╭─ ARTICLE
I am trying to solve exercise 3.9.10 on p. 66 of Ubbo F. Wiersema's "Brownian Motion Calculus" (John Wiley & Sons, 2008), which asks to simulate the stochastic integral $$ \int_0^1 B(t)\ dB(t) $$ by initially using a partition of $[0, 1]$ into $n = 2^8$ sub-intervals and running $1000$ simulations of the discrete stochastic integral $$ I^{(n)} = \sum_{i = 0}^{n - 1} B(t_i)\left(B(t_{i + 1}) - B(t_i)\right) $$ for this $n$, then repeating this procedure by repeatedly doubling $n$ to $2^{11}$. The exercise asks to compare the results against the mean and variance of the closed form of the integral, namely $$ \int_0^1 B(t)\ dB(t) = \frac{1}{2} B(1)^2 - \frac{1}{2} $$ which are $0$ and $\frac{1}{2}$, respectively (since $B(1)$ is a standard normal random variable).
I have written a simulation in R, as shown below. However, the variances resulting from this simulation are
> v_sim
8 9 10 11
0.4771895 0.4304475 0.5260542 0.4664552
which don't appear to converge to the anticipated value $0.5$. The same phenomenon is observed when changing the seed to $2$ and $3$ as well as when the number of sub-intervals is increased to $2^{12}$ to $2^{15}$. What am I doing wrong?
NSIMS <- 1000L # number of simulations of the integral for every "level"
LEVELS <- 8L:11L # level n corresponds to 2^n sample points between 0 and 1
SEED <- 1
set.seed(SEED)
╰─
╭─ DATA EXTRACT
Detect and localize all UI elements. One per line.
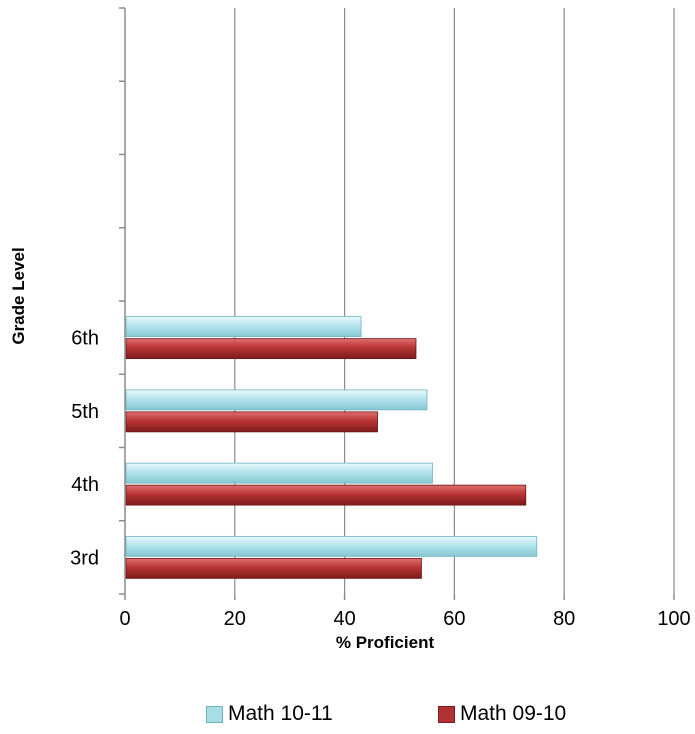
╰─
# SHORT TASK:
In two sentences, summarize the post about simulating a stochastic integral.

# SOLUTION FOR THIS TASK:
The writer is working on an exercise from Wiersema's "Brownian Motion Calculus" that calls for 1000 simulations of a discrete version of the integral of B(t) dB(t) over [0, 1], starting with 2^8 sub-intervals and doubling up to 2^11, and for comparing the results with the closed form's mean of 0 and variance of 1/2. Their R simulation gives variances that don't seem to approach 0.5, even with other seeds or more sub-intervals, and they ask what they are doing wrong.